- _What you have to do_
Edit everything from the line containing "annotate this image: element" down to the line containing "zoom-out-icon [324,5,337,18]": give those lines again with "time-tick" replaced by "time-marker" and everything else unchanged.
== Material for this exercise
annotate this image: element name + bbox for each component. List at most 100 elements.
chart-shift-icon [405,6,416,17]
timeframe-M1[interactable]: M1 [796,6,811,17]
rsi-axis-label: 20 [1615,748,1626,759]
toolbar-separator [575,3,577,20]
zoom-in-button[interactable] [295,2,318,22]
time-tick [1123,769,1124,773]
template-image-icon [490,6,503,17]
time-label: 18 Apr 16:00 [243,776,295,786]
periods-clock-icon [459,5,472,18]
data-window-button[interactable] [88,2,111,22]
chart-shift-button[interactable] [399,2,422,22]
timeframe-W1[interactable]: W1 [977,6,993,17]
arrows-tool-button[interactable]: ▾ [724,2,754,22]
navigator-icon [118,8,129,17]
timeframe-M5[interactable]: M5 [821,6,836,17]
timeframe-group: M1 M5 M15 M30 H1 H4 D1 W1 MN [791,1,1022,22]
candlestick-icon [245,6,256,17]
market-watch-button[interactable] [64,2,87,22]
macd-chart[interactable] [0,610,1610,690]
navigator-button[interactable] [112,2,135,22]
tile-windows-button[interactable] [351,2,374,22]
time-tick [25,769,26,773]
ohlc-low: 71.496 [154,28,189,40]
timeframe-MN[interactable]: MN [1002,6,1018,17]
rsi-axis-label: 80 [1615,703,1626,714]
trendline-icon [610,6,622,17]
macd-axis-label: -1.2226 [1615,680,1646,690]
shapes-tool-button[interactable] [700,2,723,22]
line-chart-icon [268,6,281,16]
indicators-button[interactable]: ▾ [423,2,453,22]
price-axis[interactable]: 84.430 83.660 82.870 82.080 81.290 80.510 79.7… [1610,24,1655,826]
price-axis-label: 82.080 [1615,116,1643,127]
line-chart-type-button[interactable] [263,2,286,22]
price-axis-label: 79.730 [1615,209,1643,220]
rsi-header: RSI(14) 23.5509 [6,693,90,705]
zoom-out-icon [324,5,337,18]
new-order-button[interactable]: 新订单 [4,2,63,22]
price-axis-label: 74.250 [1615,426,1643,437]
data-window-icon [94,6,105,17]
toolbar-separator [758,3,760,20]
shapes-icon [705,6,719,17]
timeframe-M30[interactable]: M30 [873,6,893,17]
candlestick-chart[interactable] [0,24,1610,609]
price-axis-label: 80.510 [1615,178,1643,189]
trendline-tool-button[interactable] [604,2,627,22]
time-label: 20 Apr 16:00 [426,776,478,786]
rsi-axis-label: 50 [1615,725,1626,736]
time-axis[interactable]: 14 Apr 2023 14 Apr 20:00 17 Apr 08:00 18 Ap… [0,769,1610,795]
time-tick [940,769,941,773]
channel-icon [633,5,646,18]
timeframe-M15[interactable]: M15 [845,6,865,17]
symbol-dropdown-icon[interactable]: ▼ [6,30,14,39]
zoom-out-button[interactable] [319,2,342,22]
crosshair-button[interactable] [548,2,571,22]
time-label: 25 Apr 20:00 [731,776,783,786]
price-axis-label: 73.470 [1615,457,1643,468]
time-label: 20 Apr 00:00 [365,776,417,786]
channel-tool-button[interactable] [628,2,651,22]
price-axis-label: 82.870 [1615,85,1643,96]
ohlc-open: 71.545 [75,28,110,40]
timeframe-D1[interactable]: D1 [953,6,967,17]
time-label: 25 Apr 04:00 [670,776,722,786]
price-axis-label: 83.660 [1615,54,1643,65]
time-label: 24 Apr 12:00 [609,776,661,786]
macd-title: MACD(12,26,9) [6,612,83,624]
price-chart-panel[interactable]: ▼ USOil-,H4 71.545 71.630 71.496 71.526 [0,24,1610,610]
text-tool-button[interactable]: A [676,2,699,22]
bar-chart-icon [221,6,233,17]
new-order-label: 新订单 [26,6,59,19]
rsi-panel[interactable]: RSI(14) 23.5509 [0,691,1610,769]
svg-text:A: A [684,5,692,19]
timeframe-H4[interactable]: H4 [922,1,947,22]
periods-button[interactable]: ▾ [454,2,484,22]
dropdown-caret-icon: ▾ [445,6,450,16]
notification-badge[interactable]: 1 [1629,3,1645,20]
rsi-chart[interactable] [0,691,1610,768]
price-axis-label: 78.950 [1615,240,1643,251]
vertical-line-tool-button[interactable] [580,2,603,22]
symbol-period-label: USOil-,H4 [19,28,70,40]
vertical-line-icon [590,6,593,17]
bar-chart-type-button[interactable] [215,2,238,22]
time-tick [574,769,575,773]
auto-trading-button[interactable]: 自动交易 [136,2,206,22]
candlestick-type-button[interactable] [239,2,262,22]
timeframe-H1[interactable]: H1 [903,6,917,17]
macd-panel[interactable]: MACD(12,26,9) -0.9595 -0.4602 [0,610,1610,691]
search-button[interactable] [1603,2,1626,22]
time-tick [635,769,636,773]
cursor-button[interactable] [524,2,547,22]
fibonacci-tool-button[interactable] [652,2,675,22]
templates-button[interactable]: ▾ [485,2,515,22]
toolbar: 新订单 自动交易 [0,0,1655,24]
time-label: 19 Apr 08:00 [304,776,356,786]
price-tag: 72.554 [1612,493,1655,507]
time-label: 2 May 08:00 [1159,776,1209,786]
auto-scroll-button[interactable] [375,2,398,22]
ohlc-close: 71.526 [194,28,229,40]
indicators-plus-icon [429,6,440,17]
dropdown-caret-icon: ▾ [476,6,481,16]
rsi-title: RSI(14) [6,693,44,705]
====
== Material for this exercise
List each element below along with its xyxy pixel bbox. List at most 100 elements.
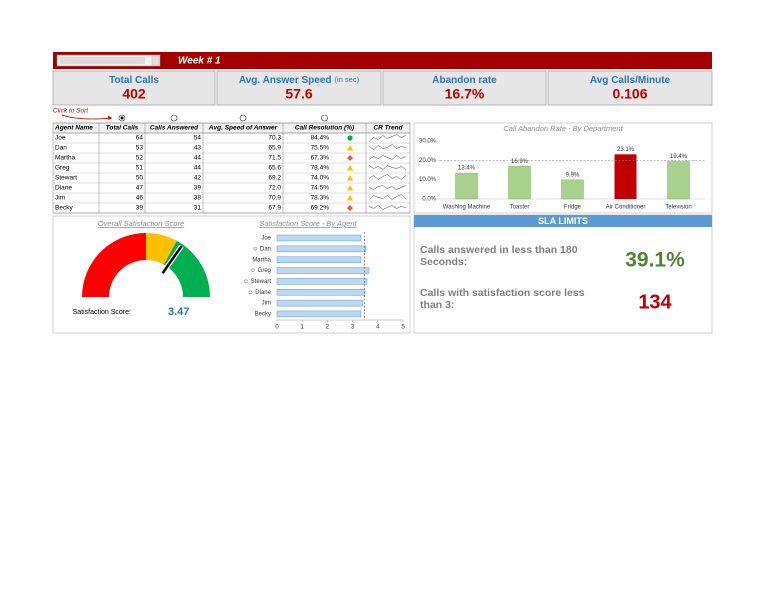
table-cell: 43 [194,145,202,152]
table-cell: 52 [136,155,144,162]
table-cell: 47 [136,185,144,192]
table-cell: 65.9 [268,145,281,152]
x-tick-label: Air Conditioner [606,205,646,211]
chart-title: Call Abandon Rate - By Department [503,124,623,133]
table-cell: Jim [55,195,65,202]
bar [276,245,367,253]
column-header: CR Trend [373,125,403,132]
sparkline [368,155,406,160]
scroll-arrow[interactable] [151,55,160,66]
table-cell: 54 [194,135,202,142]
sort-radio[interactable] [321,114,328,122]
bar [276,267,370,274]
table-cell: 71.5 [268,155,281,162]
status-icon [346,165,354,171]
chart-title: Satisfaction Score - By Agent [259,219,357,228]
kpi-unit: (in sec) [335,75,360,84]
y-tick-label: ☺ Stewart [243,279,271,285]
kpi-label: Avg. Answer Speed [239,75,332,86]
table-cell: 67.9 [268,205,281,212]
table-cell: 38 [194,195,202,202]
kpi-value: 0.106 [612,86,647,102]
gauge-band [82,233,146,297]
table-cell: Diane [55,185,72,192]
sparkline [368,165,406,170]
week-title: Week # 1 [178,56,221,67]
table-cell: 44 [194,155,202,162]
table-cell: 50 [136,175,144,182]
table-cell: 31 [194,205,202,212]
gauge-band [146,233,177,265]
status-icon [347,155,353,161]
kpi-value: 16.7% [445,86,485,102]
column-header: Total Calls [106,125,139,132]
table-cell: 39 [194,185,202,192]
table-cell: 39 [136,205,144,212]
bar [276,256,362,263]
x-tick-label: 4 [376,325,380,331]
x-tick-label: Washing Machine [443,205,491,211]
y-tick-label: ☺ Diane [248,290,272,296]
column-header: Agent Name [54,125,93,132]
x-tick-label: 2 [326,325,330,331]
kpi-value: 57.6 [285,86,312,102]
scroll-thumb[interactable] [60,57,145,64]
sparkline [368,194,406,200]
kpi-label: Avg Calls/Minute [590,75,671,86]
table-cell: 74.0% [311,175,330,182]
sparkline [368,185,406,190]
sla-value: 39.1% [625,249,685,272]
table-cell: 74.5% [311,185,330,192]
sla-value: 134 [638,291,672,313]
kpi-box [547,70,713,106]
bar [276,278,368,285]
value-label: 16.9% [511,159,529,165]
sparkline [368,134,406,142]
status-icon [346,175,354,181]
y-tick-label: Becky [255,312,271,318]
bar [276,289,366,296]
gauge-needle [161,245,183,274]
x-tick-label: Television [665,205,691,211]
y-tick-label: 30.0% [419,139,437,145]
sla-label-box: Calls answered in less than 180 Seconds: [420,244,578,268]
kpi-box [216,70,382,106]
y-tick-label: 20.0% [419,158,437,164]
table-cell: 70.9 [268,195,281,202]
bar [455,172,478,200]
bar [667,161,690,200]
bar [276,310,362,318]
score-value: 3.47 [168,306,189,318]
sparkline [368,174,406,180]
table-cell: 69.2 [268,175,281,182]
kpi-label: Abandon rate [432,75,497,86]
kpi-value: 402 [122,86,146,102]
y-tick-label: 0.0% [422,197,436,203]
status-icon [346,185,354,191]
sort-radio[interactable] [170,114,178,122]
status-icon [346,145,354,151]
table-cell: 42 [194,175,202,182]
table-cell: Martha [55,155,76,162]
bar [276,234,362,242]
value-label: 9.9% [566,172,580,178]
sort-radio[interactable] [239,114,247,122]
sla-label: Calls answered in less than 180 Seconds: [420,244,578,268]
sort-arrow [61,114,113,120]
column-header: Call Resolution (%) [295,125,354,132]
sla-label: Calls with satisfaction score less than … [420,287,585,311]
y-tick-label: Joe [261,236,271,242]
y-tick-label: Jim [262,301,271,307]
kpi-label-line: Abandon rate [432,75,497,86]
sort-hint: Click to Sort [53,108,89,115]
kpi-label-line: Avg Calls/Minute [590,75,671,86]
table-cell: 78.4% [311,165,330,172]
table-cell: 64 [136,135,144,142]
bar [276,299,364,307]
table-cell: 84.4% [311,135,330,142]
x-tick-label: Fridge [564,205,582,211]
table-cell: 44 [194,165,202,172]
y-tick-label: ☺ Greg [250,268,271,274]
====
== Material for this exercise
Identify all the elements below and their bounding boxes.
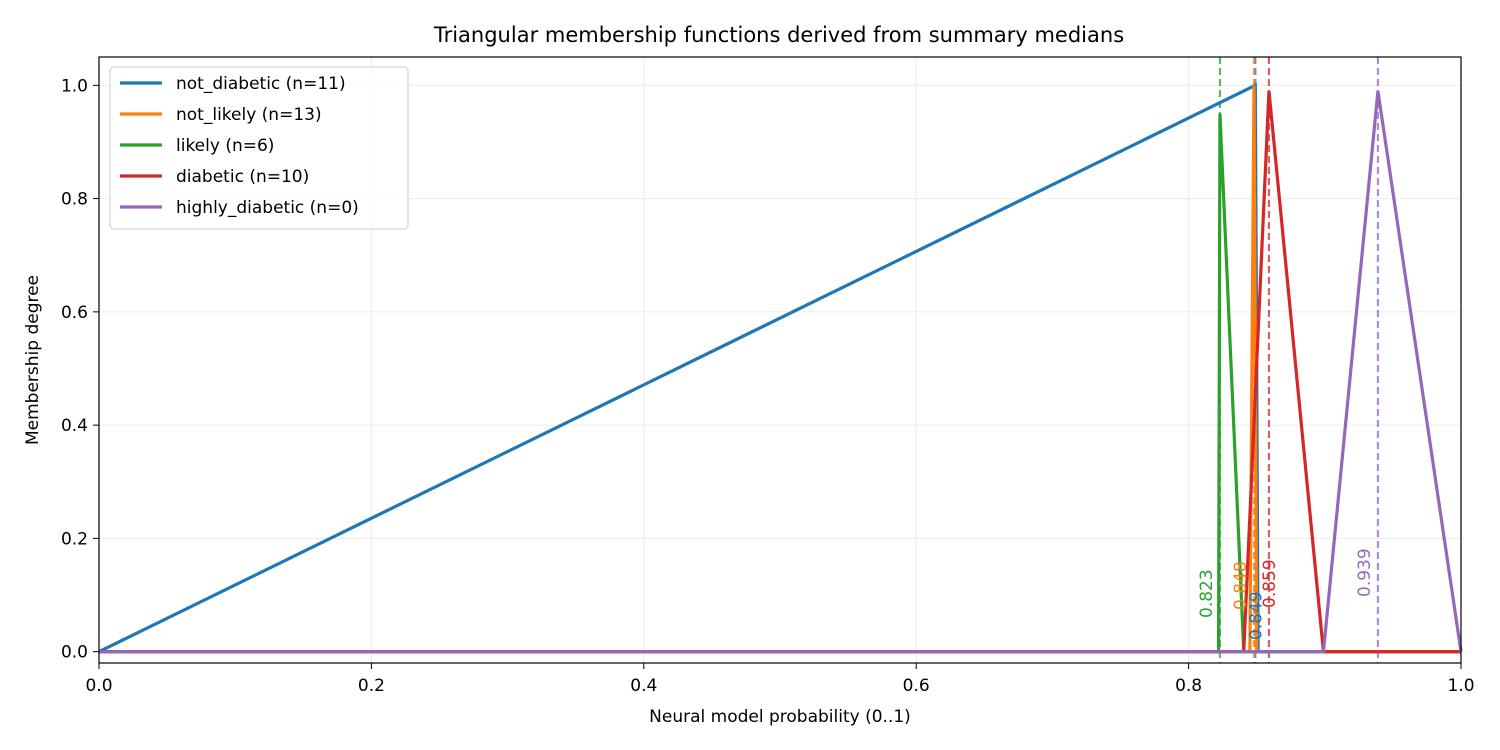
====
- _Problem solution_
annotate this image: element name + bbox for each component. List at most 100 elements.
chart-shift-icon [405,6,416,17]
timeframe-M1[interactable]: M1 [796,6,811,17]
rsi-axis-label: 20 [1615,748,1626,759]
toolbar-separator [575,3,577,20]
zoom-in-button[interactable] [295,2,318,22]
time-marker [1123,769,1124,773]
template-image-icon [490,6,503,17]
time-label: 18 Apr 16:00 [243,776,295,786]
periods-clock-icon [459,5,472,18]
data-window-button[interactable] [88,2,111,22]
chart-shift-button[interactable] [399,2,422,22]
timeframe-W1[interactable]: W1 [977,6,993,17]
arrows-tool-button[interactable]: ▾ [724,2,754,22]
navigator-icon [118,8,129,17]
timeframe-M5[interactable]: M5 [821,6,836,17]
timeframe-group: M1 M5 M15 M30 H1 H4 D1 W1 MN [791,1,1022,22]
candlestick-icon [245,6,256,17]
market-watch-button[interactable] [64,2,87,22]
macd-chart[interactable] [0,610,1610,690]
navigator-button[interactable] [112,2,135,22]
tile-windows-button[interactable] [351,2,374,22]
time-marker [25,769,26,773]
ohlc-low: 71.496 [154,28,189,40]
timeframe-MN[interactable]: MN [1002,6,1018,17]
rsi-axis-label: 80 [1615,703,1626,714]
trendline-icon [610,6,622,17]
macd-axis-label: -1.2226 [1615,680,1646,690]
shapes-tool-button[interactable] [700,2,723,22]
line-chart-icon [268,6,281,16]
indicators-button[interactable]: ▾ [423,2,453,22]
price-axis[interactable]: 84.430 83.660 82.870 82.080 81.290 80.510 79.7… [1610,24,1655,826]
price-axis-label: 82.080 [1615,116,1643,127]
line-chart-type-button[interactable] [263,2,286,22]
price-axis-label: 79.730 [1615,209,1643,220]
rsi-header: RSI(14) 23.5509 [6,693,90,705]
zoom-out-icon [324,5,337,18]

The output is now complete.